节选文本

基于AI驱动的声学嗓音生物标志物对良性喉部嗓音障碍进行持续性元音分层分类 (AI-Driven Acoustic Voice Biomarker-Based Hierarchical Classification of Benign Laryngeal Voice Disorders from Sustained Vowels)

Benign laryngeal voice disorders affect nearly one in five individuals and often manifest as dysphonia, while also serving as non-invasive indicators of broader physiological dysfunction. We introduce a clinically inspired hierarchical machine learning framework for automated classification of eight benign voice disorders alongside healthy controls, using acoustic features extracted from short, sustained vowel phonations. Experiments utilized 15,132 recordings from 1,261 speakers in the Saarbruecken Voice Database, covering vowels /a/, /i/, and /u/ at neutral, high, low, and gliding pitches. Mirroring clinical triage workflows, the framework operates in three sequential stages: Stage 1 performs binary screening of pathological versus non-pathological voices by integrating convolutional neural network-derived mel-spectrogram features with 21 interpretable acoustic biomarkers; Stage 2 stratifies voices into Healthy, Functional or Psychogenic, and Structural or Inflammatory groups using a cubic support vector machine; Stage 3 achieves fine-grained classification by incorporating probabilistic outputs from prior stages, improving discrimination of structural and inflammatory disorders relative to functional conditions. The proposed system consistently outperformed flat multi-class classifiers and pre-trained self-supervised models, including META HuBERT and Google HeAR, whose generic objectives are not optimized for sustained clinical phonation. By combining deep spectral representations with interpretable acoustic features, the framework enhances transparency and clinical alignment. These results highlight the potential of quantitative voice biomarkers as scalable, non-invasive tools for early screening, diagnostic triage, and longitudinal monitoring of vocal health.

所给数据
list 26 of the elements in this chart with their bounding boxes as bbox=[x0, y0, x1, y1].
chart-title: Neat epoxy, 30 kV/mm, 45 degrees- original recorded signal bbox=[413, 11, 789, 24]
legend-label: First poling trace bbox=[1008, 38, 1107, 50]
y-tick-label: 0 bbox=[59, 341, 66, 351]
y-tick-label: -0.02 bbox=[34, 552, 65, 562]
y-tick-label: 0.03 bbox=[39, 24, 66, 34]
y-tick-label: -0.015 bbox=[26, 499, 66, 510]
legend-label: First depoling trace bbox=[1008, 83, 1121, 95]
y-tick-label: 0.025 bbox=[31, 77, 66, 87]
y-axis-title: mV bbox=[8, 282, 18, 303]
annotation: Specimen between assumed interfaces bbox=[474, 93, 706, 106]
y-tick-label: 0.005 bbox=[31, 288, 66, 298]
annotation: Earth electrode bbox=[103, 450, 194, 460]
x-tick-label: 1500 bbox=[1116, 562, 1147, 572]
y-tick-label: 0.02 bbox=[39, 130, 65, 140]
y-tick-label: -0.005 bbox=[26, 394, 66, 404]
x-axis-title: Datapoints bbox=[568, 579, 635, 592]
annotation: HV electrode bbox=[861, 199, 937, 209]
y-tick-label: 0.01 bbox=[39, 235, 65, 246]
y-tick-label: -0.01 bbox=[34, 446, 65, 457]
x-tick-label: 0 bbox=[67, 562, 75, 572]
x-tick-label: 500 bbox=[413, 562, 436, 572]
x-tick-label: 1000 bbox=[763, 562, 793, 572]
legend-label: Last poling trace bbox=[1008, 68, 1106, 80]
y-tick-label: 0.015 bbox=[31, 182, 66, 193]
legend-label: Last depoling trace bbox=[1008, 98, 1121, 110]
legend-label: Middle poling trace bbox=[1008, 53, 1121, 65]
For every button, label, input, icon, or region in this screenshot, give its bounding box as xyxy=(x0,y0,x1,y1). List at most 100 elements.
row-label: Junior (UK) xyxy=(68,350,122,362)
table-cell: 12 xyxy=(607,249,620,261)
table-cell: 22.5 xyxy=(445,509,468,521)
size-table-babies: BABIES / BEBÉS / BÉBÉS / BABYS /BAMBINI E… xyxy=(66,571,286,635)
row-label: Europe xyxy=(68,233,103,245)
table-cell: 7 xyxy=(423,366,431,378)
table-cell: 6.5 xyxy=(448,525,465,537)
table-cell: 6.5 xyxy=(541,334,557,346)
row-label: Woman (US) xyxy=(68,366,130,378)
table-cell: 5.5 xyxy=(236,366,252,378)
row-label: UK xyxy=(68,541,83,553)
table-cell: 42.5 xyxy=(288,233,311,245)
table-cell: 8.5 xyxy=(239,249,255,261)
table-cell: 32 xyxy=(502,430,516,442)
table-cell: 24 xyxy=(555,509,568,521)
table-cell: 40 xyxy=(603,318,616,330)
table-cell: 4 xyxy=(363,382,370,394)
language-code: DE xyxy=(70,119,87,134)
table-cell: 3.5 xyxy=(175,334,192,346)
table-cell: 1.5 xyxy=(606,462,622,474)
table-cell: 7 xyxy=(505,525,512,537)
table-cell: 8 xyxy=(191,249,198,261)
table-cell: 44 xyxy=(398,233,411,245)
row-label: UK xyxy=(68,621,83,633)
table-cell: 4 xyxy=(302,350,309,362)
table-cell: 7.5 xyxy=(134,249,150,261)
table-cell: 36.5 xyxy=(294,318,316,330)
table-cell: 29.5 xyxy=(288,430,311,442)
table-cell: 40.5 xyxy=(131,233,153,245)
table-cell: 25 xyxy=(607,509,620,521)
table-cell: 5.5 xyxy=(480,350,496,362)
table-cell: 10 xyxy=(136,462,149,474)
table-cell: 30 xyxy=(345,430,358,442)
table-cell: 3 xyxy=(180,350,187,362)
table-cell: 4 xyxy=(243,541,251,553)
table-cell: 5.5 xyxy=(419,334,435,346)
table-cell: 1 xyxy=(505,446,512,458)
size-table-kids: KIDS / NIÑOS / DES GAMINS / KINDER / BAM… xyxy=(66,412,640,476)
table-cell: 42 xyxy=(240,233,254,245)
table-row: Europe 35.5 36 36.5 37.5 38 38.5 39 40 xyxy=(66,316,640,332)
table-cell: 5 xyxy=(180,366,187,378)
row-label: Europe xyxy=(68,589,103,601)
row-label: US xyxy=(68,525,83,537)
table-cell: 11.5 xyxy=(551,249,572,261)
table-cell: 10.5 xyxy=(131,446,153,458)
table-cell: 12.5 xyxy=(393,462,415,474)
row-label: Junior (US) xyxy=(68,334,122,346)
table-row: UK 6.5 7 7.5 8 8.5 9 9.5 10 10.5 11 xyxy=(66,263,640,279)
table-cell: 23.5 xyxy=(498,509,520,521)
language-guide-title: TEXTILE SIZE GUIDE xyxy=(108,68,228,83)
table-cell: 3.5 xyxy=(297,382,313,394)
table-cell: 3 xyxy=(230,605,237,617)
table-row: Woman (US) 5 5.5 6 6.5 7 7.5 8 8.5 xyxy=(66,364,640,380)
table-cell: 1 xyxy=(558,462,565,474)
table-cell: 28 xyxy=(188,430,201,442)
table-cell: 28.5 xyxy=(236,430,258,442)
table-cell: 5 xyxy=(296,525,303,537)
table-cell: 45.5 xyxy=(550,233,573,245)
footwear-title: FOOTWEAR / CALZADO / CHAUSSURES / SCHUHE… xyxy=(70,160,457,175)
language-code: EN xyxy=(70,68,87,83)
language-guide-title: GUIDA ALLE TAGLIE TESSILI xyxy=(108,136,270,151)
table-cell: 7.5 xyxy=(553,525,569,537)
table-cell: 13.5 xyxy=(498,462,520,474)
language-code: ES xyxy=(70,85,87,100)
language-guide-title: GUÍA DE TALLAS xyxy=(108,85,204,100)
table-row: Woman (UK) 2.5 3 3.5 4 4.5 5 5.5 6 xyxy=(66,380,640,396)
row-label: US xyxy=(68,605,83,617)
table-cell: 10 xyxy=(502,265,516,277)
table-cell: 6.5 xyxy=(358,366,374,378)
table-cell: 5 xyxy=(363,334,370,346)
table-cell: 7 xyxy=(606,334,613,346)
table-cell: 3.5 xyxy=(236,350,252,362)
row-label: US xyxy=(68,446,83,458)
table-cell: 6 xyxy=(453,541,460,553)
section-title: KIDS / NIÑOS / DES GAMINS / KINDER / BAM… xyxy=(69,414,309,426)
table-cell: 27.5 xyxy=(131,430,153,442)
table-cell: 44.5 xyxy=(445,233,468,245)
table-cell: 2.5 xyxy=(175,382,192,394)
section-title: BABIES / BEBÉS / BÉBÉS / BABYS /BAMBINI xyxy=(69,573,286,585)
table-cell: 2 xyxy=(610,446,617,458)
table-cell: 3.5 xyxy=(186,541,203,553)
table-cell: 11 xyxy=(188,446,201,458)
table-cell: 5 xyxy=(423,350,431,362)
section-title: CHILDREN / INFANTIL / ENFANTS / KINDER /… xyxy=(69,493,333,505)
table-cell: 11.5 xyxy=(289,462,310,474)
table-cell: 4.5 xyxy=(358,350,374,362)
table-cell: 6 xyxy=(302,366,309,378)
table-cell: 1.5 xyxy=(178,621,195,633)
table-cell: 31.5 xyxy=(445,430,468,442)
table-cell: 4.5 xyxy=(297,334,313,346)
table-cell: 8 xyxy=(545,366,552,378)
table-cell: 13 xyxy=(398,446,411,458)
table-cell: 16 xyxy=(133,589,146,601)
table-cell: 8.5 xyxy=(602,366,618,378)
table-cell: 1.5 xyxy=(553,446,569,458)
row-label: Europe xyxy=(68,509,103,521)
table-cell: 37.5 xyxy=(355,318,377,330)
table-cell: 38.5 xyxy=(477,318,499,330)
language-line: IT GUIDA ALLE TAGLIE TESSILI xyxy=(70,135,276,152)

任务说明
(1) 根据节选文本回答下列问题：
(a) 实验使用了哪个数据库中的多少条录音？
(b) 第二阶段采用的是哪种分类器？
(c) 文中与该系统比较的两个预训练自监督模型叫什么？
(2) 节选文本怎样解释 META HuBERT 和 Google HeAR 不如所提系统？请用一到三句话回答。

参考答案
(1)
(a) Saarbruecken Voice Database 中的 15,132 条录音。
(b) 三次支持向量机（cubic support vector machine）。
(c) META HuBERT 和 Google HeAR。

(2) 文本指出，这两个预训练自监督模型的目标是通用的，没有针对临床上的持续性发声进行优化。所提的分层系统则始终优于它们。